(Some records)
◆ ◆ ◆ ◆
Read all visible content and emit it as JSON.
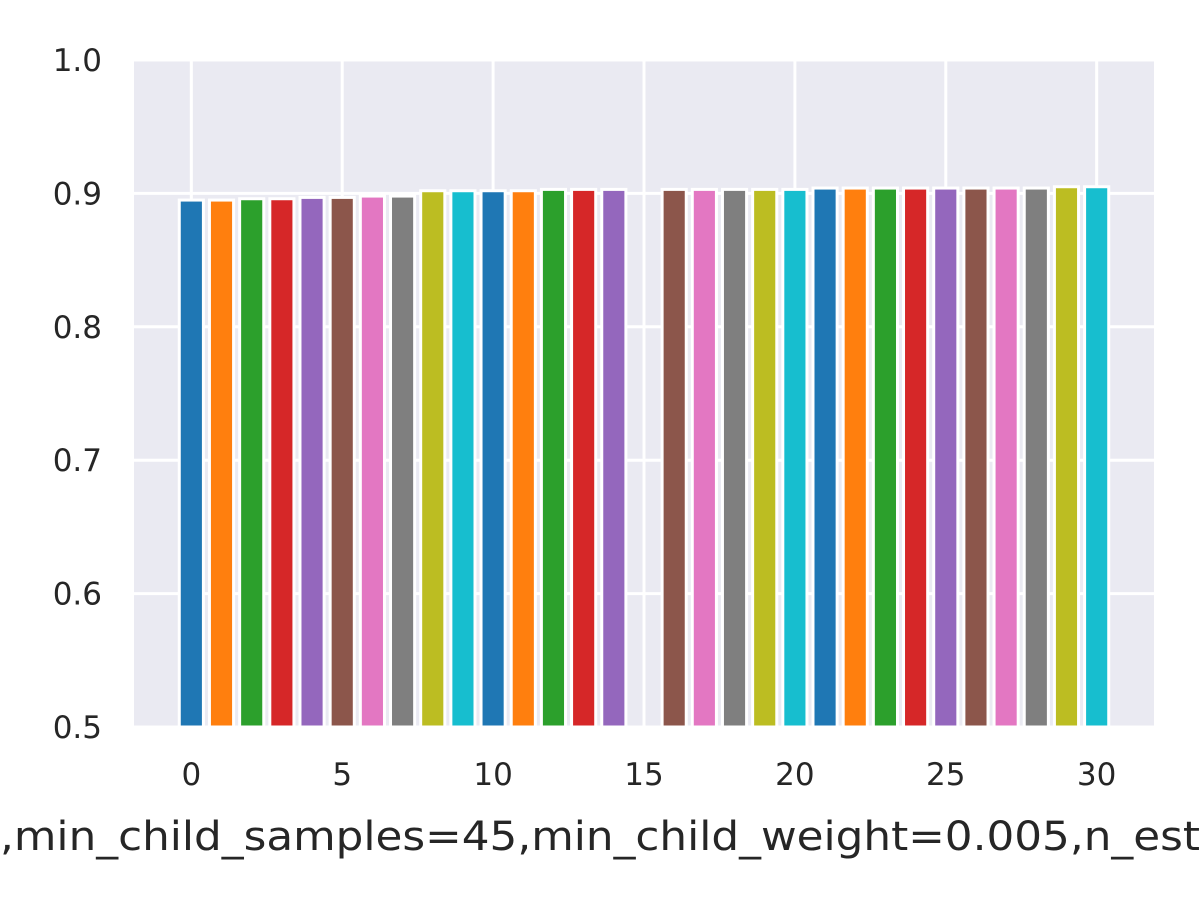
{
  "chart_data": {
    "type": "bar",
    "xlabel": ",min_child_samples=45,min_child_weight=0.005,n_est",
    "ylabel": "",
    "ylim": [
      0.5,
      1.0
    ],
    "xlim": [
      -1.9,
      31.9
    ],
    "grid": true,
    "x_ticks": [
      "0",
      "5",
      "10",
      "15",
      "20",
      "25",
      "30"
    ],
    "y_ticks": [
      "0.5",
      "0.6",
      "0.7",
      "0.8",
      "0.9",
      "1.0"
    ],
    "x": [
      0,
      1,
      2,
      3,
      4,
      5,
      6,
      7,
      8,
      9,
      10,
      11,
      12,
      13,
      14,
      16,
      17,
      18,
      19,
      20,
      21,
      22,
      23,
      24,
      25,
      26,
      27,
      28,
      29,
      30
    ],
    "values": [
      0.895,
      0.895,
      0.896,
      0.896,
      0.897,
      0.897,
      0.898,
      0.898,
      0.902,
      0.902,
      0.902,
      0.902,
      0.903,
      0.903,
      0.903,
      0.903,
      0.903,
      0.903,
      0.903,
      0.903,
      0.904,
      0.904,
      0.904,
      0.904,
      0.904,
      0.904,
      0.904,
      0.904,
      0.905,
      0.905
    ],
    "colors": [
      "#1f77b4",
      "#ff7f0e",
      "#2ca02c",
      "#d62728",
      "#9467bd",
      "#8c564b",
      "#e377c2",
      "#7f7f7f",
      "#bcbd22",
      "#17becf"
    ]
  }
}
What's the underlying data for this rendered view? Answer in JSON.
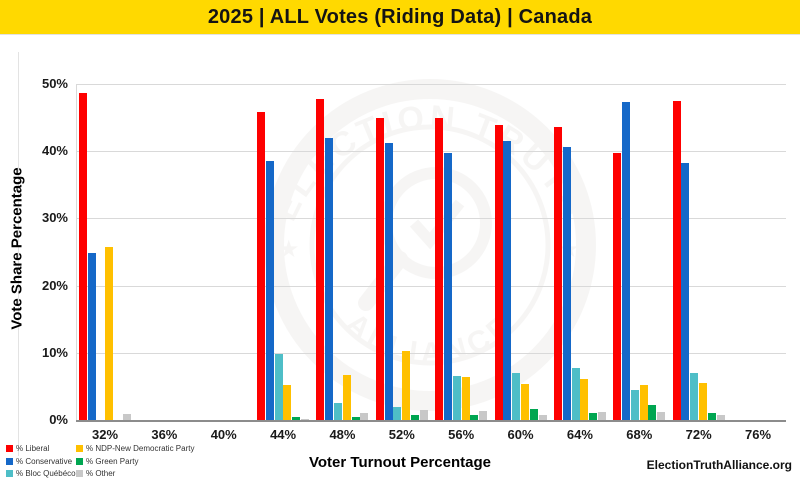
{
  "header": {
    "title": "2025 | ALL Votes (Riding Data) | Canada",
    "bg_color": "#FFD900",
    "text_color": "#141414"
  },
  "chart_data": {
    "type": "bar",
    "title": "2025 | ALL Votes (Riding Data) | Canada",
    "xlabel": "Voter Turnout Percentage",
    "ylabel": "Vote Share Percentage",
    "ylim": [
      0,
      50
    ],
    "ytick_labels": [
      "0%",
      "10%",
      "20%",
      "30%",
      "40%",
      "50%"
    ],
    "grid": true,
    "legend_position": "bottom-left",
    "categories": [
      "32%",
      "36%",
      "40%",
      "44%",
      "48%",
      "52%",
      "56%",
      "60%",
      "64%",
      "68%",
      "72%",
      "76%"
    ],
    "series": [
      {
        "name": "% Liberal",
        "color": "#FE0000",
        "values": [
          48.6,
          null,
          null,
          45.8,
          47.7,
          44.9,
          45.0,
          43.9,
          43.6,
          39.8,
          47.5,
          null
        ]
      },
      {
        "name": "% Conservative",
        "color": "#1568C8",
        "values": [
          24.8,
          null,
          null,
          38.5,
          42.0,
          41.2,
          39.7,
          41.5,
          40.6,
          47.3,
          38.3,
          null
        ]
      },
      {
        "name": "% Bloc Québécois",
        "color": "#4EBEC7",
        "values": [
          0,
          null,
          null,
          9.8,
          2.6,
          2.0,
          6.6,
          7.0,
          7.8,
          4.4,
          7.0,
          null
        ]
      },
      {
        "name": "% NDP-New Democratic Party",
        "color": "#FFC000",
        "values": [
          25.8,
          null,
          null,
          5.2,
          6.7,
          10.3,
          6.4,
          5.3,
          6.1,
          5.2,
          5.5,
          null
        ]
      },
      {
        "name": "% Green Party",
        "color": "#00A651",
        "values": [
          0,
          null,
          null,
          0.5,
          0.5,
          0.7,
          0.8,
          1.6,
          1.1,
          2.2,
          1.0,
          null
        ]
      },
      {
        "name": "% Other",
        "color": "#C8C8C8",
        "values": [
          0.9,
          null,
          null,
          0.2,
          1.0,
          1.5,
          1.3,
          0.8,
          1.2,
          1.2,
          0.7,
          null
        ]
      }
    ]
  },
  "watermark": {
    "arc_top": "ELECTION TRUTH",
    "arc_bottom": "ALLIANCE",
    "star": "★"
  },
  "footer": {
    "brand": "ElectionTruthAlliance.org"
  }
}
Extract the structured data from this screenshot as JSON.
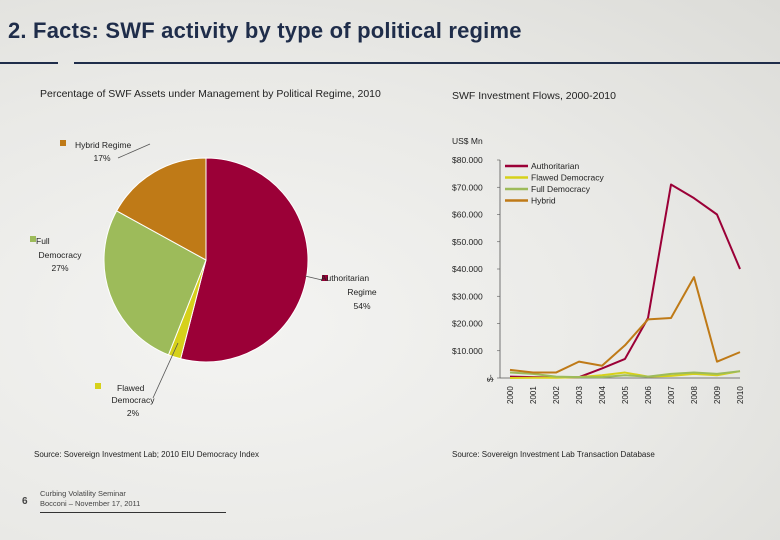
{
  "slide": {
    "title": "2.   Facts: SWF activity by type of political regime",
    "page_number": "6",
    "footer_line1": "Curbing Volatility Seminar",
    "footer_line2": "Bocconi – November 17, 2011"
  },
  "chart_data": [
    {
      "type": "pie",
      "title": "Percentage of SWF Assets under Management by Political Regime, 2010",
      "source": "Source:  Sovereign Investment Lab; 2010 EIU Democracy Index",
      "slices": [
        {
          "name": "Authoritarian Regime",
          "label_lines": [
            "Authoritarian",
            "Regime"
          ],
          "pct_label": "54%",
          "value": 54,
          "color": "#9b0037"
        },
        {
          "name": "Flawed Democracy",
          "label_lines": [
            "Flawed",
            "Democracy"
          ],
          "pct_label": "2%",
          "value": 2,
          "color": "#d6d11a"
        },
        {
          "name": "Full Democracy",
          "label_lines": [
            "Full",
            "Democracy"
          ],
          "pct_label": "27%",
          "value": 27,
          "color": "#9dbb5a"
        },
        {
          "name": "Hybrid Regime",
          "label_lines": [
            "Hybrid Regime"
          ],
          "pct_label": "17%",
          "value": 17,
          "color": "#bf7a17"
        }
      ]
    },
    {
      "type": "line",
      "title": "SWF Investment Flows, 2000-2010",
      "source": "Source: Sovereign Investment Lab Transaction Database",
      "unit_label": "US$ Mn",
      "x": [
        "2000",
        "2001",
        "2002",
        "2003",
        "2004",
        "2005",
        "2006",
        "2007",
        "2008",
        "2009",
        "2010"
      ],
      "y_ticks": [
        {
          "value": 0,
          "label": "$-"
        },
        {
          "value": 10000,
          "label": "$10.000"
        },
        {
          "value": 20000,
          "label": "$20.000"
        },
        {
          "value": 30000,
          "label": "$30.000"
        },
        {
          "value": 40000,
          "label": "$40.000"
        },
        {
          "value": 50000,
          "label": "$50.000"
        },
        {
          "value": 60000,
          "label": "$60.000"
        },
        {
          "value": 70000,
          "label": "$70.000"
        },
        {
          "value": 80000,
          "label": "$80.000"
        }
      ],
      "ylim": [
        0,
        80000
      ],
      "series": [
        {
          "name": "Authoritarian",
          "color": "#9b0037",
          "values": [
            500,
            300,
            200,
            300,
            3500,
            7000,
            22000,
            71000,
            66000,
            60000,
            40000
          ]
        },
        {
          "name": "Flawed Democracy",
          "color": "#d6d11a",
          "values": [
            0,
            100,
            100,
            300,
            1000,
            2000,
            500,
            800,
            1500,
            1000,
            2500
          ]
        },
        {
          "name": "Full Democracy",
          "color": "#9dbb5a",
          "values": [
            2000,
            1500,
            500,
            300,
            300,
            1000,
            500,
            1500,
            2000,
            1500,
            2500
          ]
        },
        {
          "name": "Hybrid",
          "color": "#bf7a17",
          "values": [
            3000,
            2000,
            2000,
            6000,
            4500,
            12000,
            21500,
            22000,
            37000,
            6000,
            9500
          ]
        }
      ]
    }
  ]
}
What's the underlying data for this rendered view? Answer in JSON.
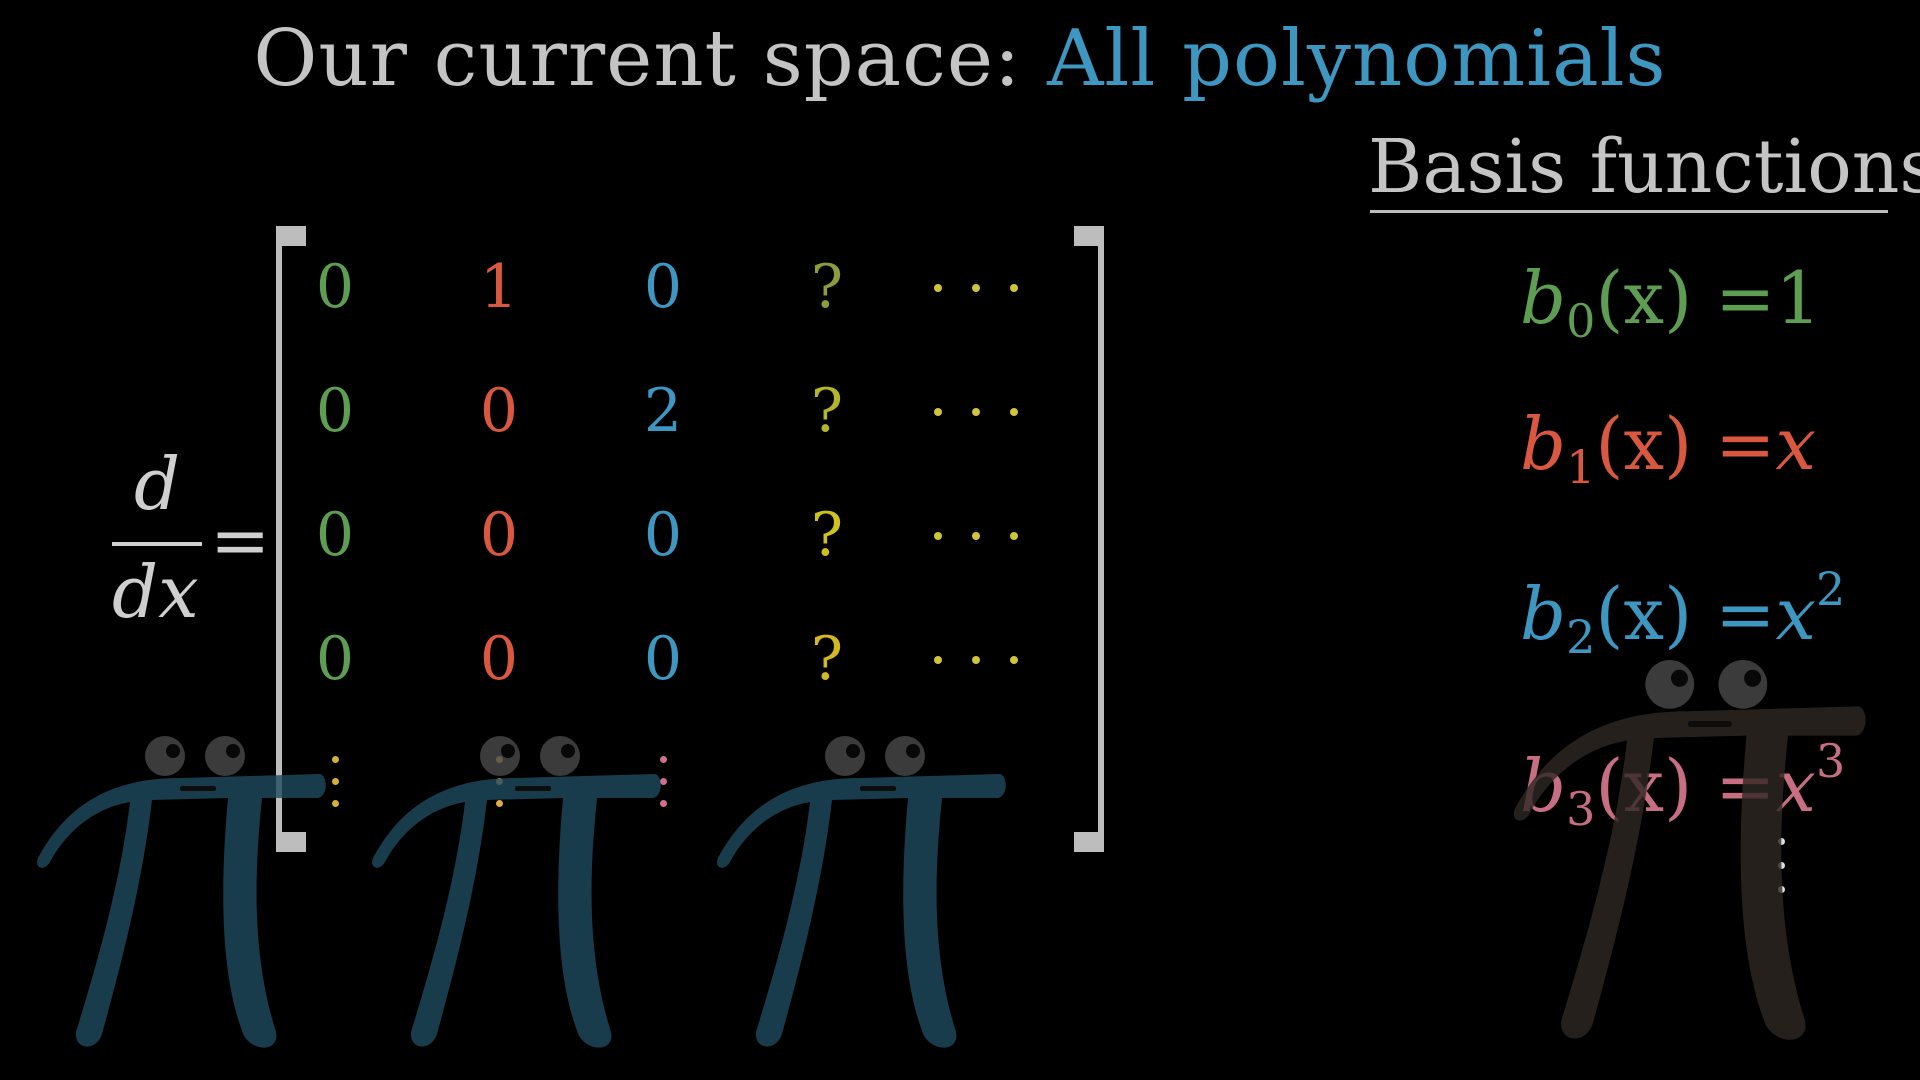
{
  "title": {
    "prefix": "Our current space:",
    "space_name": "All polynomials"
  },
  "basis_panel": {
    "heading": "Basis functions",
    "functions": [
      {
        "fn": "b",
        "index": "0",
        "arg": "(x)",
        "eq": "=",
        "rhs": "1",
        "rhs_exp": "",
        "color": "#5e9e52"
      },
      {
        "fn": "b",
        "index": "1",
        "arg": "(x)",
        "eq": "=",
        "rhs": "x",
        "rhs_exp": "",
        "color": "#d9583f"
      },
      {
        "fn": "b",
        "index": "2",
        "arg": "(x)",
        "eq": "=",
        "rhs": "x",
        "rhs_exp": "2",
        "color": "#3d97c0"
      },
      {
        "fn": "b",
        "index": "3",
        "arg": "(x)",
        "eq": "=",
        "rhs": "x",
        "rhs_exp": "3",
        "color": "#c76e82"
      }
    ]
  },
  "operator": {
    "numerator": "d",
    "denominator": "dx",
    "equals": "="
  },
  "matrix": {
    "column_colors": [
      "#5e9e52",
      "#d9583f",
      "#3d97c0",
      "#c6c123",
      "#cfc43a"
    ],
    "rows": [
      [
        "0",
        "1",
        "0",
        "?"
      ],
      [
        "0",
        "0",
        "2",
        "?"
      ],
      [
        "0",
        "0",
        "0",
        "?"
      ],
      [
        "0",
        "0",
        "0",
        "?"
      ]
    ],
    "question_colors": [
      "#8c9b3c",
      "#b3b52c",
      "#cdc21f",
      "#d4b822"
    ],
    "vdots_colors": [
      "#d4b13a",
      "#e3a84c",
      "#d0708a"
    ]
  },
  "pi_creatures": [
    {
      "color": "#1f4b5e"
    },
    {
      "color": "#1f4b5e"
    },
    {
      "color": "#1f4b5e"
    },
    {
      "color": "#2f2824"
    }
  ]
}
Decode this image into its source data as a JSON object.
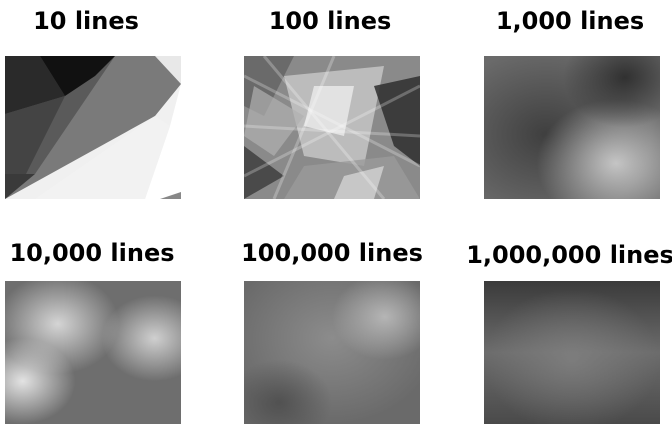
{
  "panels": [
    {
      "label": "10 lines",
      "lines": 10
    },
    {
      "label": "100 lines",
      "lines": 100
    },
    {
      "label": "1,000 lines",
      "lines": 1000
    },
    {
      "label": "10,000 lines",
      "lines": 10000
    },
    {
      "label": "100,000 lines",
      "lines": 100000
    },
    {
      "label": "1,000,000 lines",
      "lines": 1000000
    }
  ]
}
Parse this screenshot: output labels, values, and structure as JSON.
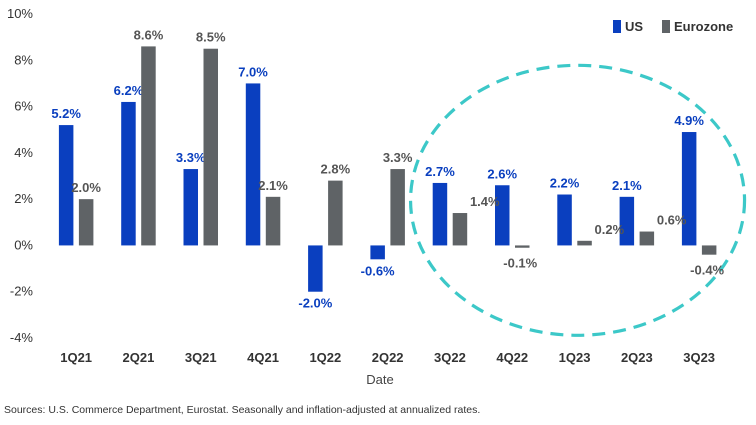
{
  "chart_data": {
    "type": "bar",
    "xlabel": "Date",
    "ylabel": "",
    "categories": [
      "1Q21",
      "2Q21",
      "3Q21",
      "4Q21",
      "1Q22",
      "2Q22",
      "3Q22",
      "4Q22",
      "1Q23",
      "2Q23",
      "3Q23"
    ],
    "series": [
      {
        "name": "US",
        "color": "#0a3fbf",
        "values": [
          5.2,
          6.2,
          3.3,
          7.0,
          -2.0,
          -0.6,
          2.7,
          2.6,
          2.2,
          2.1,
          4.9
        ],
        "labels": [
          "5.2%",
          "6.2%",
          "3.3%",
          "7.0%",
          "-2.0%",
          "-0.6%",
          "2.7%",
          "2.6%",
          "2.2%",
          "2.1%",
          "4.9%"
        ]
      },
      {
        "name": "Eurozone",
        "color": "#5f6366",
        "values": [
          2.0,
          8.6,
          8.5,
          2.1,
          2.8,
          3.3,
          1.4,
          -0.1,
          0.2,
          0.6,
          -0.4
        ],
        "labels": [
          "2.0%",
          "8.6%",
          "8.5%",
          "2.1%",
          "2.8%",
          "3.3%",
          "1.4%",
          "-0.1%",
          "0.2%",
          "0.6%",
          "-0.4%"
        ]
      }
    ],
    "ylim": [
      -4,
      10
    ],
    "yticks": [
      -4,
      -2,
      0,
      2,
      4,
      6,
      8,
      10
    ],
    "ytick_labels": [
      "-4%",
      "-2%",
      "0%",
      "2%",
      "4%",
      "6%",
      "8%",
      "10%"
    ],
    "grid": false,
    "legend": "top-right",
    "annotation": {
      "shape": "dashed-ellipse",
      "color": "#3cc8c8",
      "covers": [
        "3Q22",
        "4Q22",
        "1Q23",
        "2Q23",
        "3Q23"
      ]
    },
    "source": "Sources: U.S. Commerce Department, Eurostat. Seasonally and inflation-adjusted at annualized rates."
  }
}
◆ ◆ ◆ ◆
Description of the task | Find the string "Percentage" in the records, then copy each line where it occurs.

Worked solution |
    "xlabel": "Voter Turnout Percentage",
    "ylabel": "Vote Share Percentage",
      "title": "Percentage of SWF Assets under Management by Political Regime, 2010",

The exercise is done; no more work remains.